Copy out every line containing the word "will".
— begin —
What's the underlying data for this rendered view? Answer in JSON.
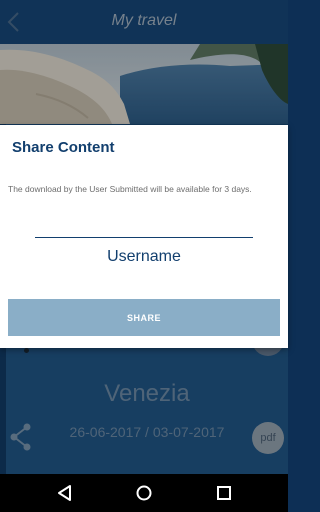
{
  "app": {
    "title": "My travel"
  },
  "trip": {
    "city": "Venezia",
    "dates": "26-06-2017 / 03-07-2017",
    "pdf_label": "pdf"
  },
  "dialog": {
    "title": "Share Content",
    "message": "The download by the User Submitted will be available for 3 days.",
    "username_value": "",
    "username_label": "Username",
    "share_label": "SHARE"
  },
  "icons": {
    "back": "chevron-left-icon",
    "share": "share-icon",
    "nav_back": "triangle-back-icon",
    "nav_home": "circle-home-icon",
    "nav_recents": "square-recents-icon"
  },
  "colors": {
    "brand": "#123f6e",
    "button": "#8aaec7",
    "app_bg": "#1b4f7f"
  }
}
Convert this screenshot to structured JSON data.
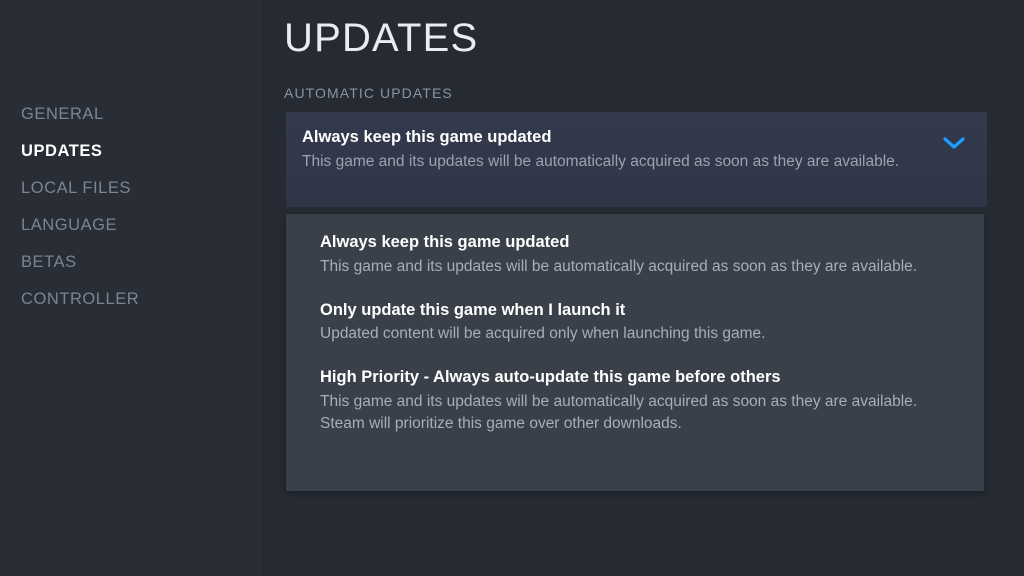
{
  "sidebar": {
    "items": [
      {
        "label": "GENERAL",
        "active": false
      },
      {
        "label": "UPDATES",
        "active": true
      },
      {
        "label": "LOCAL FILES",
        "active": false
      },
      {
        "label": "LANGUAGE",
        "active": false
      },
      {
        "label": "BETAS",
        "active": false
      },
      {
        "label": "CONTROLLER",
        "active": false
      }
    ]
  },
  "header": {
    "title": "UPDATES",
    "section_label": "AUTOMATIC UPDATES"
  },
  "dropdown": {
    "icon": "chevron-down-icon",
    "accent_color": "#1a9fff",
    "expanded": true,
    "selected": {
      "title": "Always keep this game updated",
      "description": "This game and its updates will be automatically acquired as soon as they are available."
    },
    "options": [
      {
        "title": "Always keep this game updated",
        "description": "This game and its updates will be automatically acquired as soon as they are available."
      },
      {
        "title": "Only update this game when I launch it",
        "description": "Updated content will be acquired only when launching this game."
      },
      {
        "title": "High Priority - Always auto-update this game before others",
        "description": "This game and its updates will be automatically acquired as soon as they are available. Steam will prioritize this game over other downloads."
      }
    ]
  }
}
— end —
— begin —
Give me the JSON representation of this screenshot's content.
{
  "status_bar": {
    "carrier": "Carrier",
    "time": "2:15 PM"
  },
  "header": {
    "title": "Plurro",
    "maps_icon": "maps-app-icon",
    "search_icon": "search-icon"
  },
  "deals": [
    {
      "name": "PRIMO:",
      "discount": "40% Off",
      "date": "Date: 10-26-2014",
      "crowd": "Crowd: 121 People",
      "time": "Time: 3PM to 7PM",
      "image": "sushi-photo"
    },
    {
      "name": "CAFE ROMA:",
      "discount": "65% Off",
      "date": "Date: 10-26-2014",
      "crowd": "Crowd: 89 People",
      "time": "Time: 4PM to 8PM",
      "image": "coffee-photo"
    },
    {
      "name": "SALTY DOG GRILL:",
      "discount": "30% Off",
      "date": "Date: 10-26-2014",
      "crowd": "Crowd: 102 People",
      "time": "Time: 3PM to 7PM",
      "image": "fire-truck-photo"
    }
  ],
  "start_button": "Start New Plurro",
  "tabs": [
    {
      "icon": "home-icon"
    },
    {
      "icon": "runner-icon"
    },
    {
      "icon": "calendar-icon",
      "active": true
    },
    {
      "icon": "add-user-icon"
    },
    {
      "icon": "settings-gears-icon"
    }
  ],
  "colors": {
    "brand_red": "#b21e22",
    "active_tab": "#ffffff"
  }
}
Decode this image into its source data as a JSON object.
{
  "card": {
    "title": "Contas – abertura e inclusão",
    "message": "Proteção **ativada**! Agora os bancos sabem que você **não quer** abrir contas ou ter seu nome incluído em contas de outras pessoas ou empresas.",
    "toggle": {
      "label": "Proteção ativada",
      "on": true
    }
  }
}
— end —
— begin —
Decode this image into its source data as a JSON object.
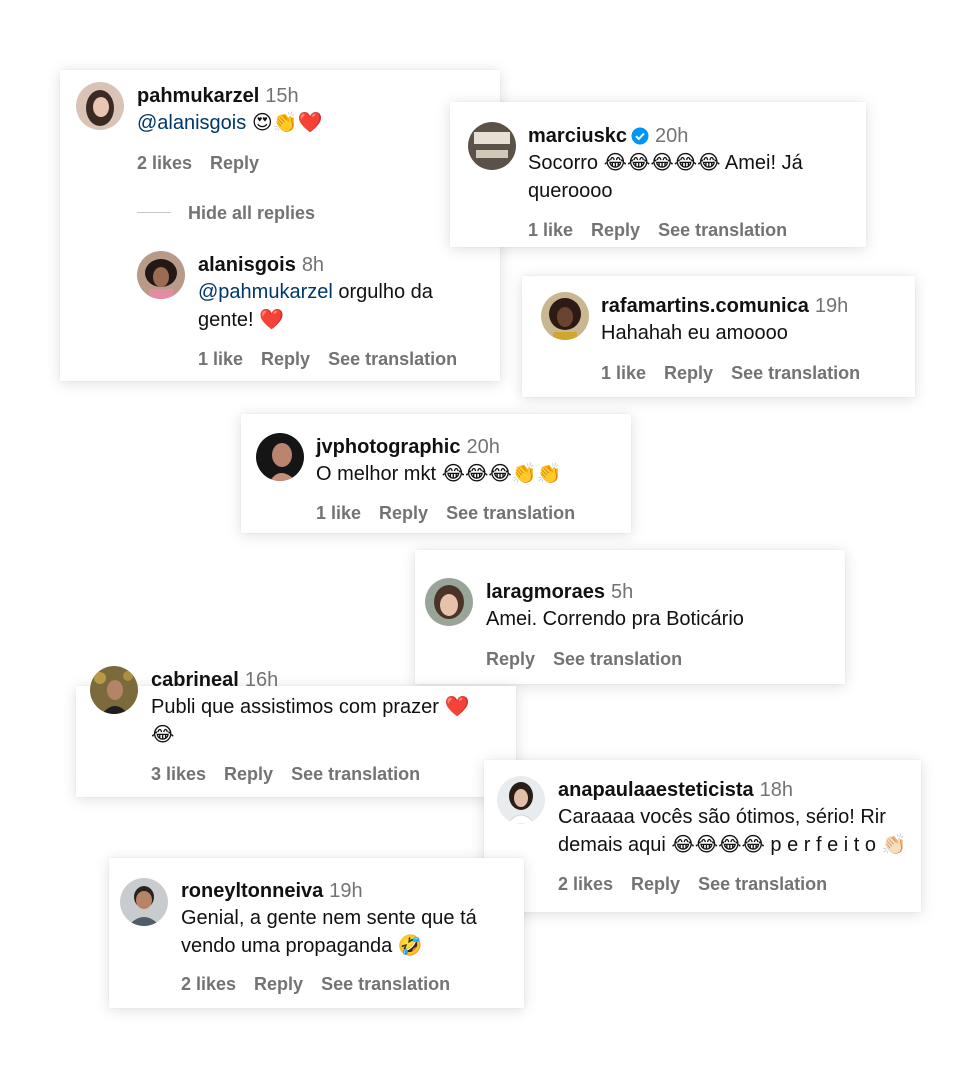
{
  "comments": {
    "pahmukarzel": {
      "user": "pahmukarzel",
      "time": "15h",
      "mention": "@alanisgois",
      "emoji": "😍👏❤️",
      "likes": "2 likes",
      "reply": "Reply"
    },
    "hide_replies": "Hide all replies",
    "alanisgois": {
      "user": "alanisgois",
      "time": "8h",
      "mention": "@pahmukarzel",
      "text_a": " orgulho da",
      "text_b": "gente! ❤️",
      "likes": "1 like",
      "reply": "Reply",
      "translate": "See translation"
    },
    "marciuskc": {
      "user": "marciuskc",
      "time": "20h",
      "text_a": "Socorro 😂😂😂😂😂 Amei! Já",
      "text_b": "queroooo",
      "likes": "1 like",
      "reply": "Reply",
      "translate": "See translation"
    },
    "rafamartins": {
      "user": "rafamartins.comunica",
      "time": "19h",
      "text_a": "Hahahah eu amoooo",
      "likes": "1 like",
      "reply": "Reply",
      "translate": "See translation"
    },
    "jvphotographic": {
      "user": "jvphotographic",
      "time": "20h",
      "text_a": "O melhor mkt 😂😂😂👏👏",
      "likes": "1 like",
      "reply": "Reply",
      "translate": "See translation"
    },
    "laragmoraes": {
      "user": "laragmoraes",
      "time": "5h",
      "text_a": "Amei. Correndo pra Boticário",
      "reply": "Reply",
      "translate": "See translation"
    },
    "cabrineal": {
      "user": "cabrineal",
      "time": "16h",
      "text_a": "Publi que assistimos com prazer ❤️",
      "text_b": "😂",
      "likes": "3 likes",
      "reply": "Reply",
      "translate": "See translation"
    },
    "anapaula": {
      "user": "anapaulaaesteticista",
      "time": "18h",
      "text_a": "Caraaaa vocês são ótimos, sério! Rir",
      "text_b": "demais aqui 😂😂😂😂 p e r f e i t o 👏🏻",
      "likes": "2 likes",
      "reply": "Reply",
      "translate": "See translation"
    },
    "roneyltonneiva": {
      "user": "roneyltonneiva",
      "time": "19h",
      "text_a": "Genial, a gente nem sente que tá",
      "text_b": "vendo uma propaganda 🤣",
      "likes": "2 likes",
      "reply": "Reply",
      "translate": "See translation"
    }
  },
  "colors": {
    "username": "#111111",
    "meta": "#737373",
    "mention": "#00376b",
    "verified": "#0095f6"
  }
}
— end —
■ **Written response**
    "message": "The download by the User Submitted will be available for 3 days.",
      "description": "This game and its updates will be automatically acquired as soon as they are available."
        "description": "This game and its updates will be automatically acquired as soon as they are available."
        "description": "Updated content will be acquired only when launching this game."
        "description": "This game and its updates will be automatically acquired as soon as they are available. Steam will prioritize this game over other downloads."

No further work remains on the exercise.